What is being asked: Filter the entries below down to the lines that hold "residues".

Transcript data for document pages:
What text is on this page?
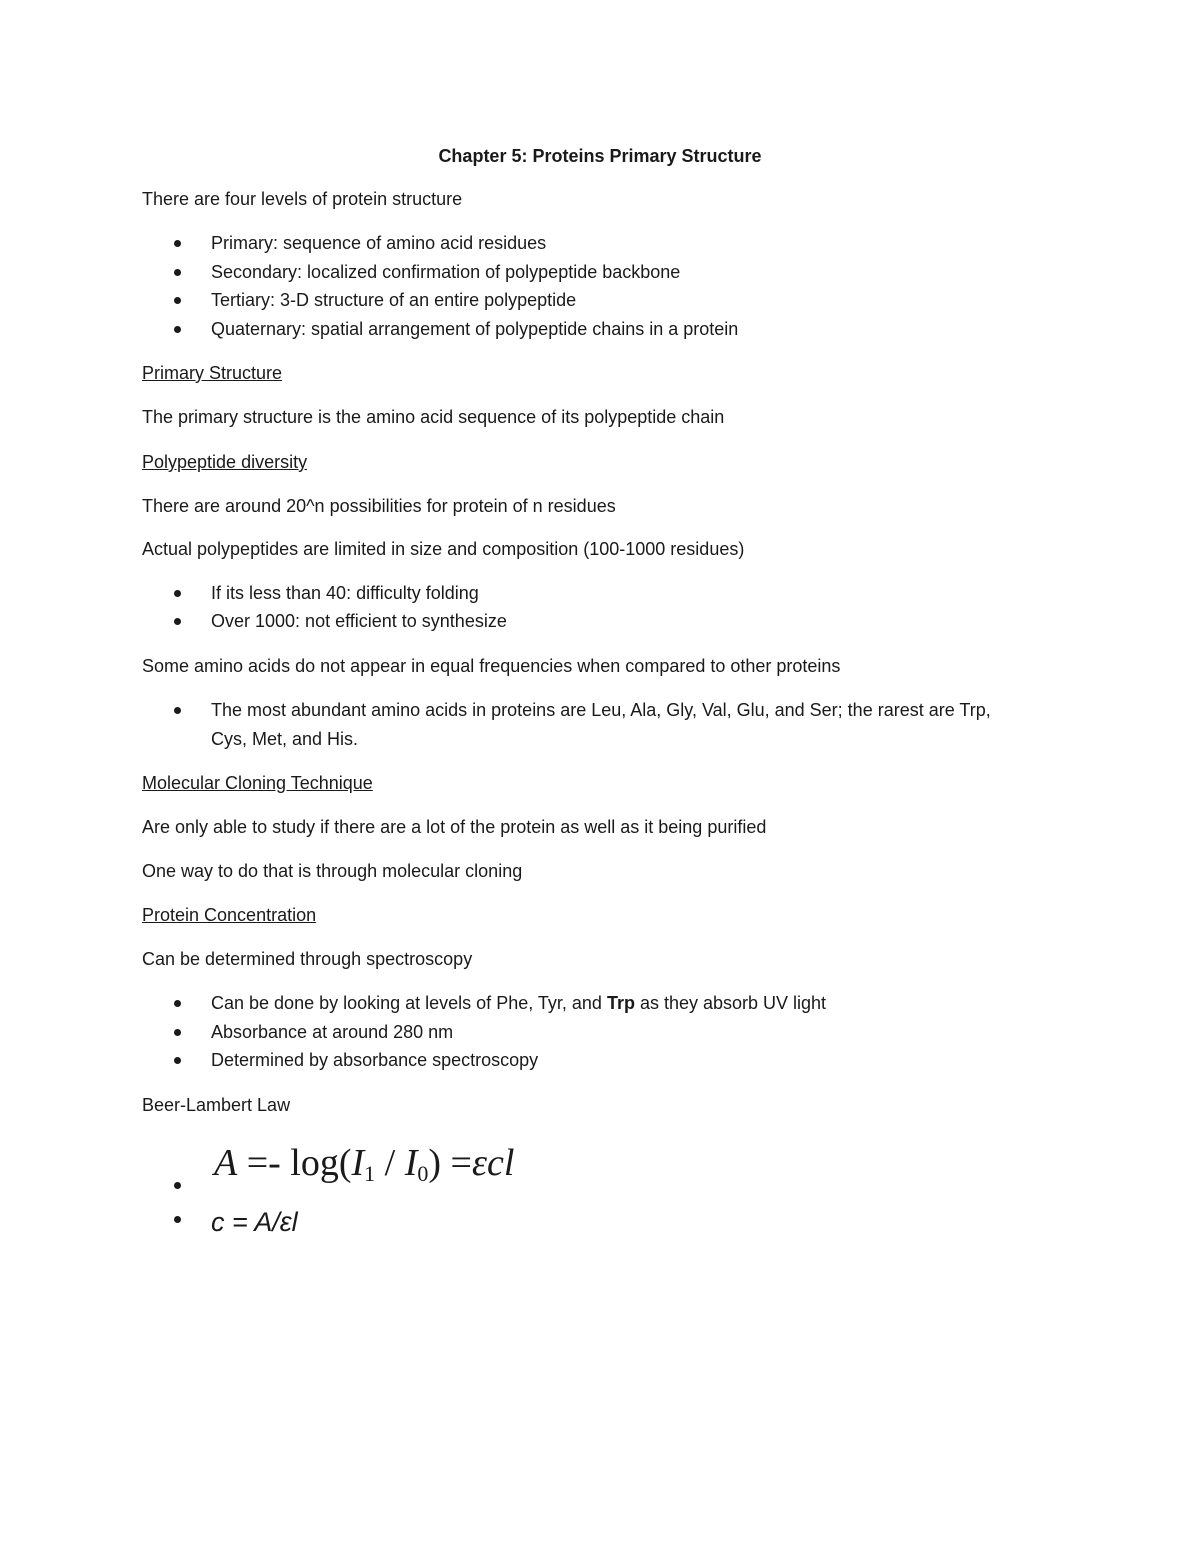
Chapter 5: Proteins Primary Structure
There are four levels of protein structure
Primary: sequence of amino acid residues
Secondary: localized confirmation of polypeptide backbone
Tertiary: 3-D structure of an entire polypeptide
Quaternary: spatial arrangement of polypeptide chains in a protein
Primary Structure
The primary structure is the amino acid sequence of its polypeptide chain
Polypeptide diversity
There are around 20^n possibilities for protein of n residues
Actual polypeptides are limited in size and composition (100-1000 residues)
If its less than 40: difficulty folding
Over 1000: not efficient to synthesize
Some amino acids do not appear in equal frequencies when compared to other proteins
The most abundant amino acids in proteins are Leu, Ala, Gly, Val, Glu, and Ser; the rarest are Trp,
Cys, Met, and His.
Molecular Cloning Technique
Are only able to study if there are a lot of the protein as well as it being purified
One way to do that is through molecular cloning
Protein Concentration
Can be determined through spectroscopy
Can be done by looking at levels of Phe, Tyr, and Trp as they absorb UV light
Absorbance at around 280 nm
Determined by absorbance spectroscopy
Beer-Lambert Law
$A =- \log(I_1 / I_0) =\varepsilon cl$
c = A/εl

Exercise output:
Primary: sequence of amino acid residues
There are around 20^n possibilities for protein of n residues
Actual polypeptides are limited in size and composition (100-1000 residues)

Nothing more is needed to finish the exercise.